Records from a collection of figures
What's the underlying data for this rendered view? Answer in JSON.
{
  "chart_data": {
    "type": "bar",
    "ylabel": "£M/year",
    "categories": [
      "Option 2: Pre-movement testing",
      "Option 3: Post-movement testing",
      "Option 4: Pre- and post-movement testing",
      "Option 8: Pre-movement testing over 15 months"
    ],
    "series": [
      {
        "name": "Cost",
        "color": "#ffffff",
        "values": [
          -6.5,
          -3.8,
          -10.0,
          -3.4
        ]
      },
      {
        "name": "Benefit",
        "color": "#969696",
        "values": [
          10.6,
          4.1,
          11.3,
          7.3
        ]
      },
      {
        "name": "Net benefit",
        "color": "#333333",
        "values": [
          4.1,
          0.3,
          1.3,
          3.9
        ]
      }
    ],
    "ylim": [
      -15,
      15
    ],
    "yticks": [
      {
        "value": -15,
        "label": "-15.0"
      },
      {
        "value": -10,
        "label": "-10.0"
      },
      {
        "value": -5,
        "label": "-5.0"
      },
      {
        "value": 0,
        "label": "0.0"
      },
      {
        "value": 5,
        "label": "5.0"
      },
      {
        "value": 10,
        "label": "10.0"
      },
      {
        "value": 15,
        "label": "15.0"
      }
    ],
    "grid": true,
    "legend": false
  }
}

• [Task description] Give the entries again in full, exactly as they are written.

• [Correct output]
What's the underlying data for this rendered view? Answer in JSON.
{
  "chart_data": {
    "type": "bar",
    "ylabel": "£M/year",
    "categories": [
      "Option 2: Pre-movement testing",
      "Option 3: Post-movement testing",
      "Option 4: Pre- and post-movement testing",
      "Option 8: Pre-movement testing over 15 months"
    ],
    "series": [
      {
        "name": "Cost",
        "color": "#ffffff",
        "values": [
          -6.5,
          -3.8,
          -10.0,
          -3.4
        ]
      },
      {
        "name": "Benefit",
        "color": "#969696",
        "values": [
          10.6,
          4.1,
          11.3,
          7.3
        ]
      },
      {
        "name": "Net benefit",
        "color": "#333333",
        "values": [
          4.1,
          0.3,
          1.3,
          3.9
        ]
      }
    ],
    "ylim": [
      -15,
      15
    ],
    "yticks": [
      {
        "value": -15,
        "label": "-15.0"
      },
      {
        "value": -10,
        "label": "-10.0"
      },
      {
        "value": -5,
        "label": "-5.0"
      },
      {
        "value": 0,
        "label": "0.0"
      },
      {
        "value": 5,
        "label": "5.0"
      },
      {
        "value": 10,
        "label": "10.0"
      },
      {
        "value": 15,
        "label": "15.0"
      }
    ],
    "grid": true,
    "legend": false
  }
}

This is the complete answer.